-- Begin RECORDS SUPPLIED --

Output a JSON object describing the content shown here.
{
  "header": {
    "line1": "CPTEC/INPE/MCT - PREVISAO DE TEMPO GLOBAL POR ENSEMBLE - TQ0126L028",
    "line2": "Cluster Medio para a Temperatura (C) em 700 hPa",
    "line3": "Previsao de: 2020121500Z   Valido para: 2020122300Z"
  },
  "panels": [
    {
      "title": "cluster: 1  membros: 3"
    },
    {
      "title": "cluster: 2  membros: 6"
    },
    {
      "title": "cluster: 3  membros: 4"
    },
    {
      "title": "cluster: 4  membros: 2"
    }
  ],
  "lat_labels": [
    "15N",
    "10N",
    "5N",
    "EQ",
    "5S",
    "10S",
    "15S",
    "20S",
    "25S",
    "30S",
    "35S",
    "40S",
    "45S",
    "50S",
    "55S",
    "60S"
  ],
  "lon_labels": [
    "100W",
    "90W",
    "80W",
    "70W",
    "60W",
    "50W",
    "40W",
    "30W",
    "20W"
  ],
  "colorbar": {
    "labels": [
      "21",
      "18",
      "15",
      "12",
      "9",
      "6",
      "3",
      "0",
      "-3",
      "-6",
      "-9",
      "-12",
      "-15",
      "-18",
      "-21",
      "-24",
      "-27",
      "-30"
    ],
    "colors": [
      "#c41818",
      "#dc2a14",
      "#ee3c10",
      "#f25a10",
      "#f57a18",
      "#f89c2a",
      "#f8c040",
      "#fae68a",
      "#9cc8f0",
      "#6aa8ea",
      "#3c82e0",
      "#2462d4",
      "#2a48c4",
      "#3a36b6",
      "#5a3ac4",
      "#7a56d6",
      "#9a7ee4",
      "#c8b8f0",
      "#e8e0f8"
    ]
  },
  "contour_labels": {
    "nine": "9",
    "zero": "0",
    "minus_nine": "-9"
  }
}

-- End RECORDS SUPPLIED --

* _STATED EXERCISE_
Restate every entry word for word.

* _RESULT OF THE EXERCISE_
Output a JSON object describing the content shown here.
{
  "header": {
    "line1": "CPTEC/INPE/MCT - PREVISAO DE TEMPO GLOBAL POR ENSEMBLE - TQ0126L028",
    "line2": "Cluster Medio para a Temperatura (C) em 700 hPa",
    "line3": "Previsao de: 2020121500Z   Valido para: 2020122300Z"
  },
  "panels": [
    {
      "title": "cluster: 1  membros: 3"
    },
    {
      "title": "cluster: 2  membros: 6"
    },
    {
      "title": "cluster: 3  membros: 4"
    },
    {
      "title": "cluster: 4  membros: 2"
    }
  ],
  "lat_labels": [
    "15N",
    "10N",
    "5N",
    "EQ",
    "5S",
    "10S",
    "15S",
    "20S",
    "25S",
    "30S",
    "35S",
    "40S",
    "45S",
    "50S",
    "55S",
    "60S"
  ],
  "lon_labels": [
    "100W",
    "90W",
    "80W",
    "70W",
    "60W",
    "50W",
    "40W",
    "30W",
    "20W"
  ],
  "colorbar": {
    "labels": [
      "21",
      "18",
      "15",
      "12",
      "9",
      "6",
      "3",
      "0",
      "-3",
      "-6",
      "-9",
      "-12",
      "-15",
      "-18",
      "-21",
      "-24",
      "-27",
      "-30"
    ],
    "colors": [
      "#c41818",
      "#dc2a14",
      "#ee3c10",
      "#f25a10",
      "#f57a18",
      "#f89c2a",
      "#f8c040",
      "#fae68a",
      "#9cc8f0",
      "#6aa8ea",
      "#3c82e0",
      "#2462d4",
      "#2a48c4",
      "#3a36b6",
      "#5a3ac4",
      "#7a56d6",
      "#9a7ee4",
      "#c8b8f0",
      "#e8e0f8"
    ]
  },
  "contour_labels": {
    "nine": "9",
    "zero": "0",
    "minus_nine": "-9"
  }
}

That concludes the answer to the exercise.